:: Data provided

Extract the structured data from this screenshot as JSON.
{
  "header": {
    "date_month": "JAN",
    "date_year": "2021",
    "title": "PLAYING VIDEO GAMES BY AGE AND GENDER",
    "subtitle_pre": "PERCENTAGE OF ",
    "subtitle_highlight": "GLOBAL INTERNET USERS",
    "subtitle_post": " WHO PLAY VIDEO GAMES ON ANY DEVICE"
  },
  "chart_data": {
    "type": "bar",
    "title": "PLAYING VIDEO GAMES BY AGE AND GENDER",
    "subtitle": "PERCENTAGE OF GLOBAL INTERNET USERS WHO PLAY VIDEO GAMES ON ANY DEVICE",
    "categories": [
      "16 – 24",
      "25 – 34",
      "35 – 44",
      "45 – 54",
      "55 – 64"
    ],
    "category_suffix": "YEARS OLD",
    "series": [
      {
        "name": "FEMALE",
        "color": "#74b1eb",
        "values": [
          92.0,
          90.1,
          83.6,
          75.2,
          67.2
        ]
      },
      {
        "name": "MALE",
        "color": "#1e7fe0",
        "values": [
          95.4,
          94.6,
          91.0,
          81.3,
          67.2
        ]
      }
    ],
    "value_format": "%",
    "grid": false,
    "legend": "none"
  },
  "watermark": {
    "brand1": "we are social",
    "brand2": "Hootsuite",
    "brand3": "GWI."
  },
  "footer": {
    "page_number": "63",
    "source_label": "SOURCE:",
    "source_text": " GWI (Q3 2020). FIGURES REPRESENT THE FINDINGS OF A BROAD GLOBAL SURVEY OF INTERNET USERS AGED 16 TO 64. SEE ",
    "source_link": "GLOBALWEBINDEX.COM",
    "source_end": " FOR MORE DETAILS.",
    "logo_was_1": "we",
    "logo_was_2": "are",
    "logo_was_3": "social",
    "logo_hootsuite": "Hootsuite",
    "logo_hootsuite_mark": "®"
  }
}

::::

■ **The problem**
Make an exact copy of the data above.

■ **Worked solution**
Extract the structured data from this screenshot as JSON.
{
  "header": {
    "date_month": "JAN",
    "date_year": "2021",
    "title": "PLAYING VIDEO GAMES BY AGE AND GENDER",
    "subtitle_pre": "PERCENTAGE OF ",
    "subtitle_highlight": "GLOBAL INTERNET USERS",
    "subtitle_post": " WHO PLAY VIDEO GAMES ON ANY DEVICE"
  },
  "chart_data": {
    "type": "bar",
    "title": "PLAYING VIDEO GAMES BY AGE AND GENDER",
    "subtitle": "PERCENTAGE OF GLOBAL INTERNET USERS WHO PLAY VIDEO GAMES ON ANY DEVICE",
    "categories": [
      "16 – 24",
      "25 – 34",
      "35 – 44",
      "45 – 54",
      "55 – 64"
    ],
    "category_suffix": "YEARS OLD",
    "series": [
      {
        "name": "FEMALE",
        "color": "#74b1eb",
        "values": [
          92.0,
          90.1,
          83.6,
          75.2,
          67.2
        ]
      },
      {
        "name": "MALE",
        "color": "#1e7fe0",
        "values": [
          95.4,
          94.6,
          91.0,
          81.3,
          67.2
        ]
      }
    ],
    "value_format": "%",
    "grid": false,
    "legend": "none"
  },
  "watermark": {
    "brand1": "we are social",
    "brand2": "Hootsuite",
    "brand3": "GWI."
  },
  "footer": {
    "page_number": "63",
    "source_label": "SOURCE:",
    "source_text": " GWI (Q3 2020). FIGURES REPRESENT THE FINDINGS OF A BROAD GLOBAL SURVEY OF INTERNET USERS AGED 16 TO 64. SEE ",
    "source_link": "GLOBALWEBINDEX.COM",
    "source_end": " FOR MORE DETAILS.",
    "logo_was_1": "we",
    "logo_was_2": "are",
    "logo_was_3": "social",
    "logo_hootsuite": "Hootsuite",
    "logo_hootsuite_mark": "®"
  }
}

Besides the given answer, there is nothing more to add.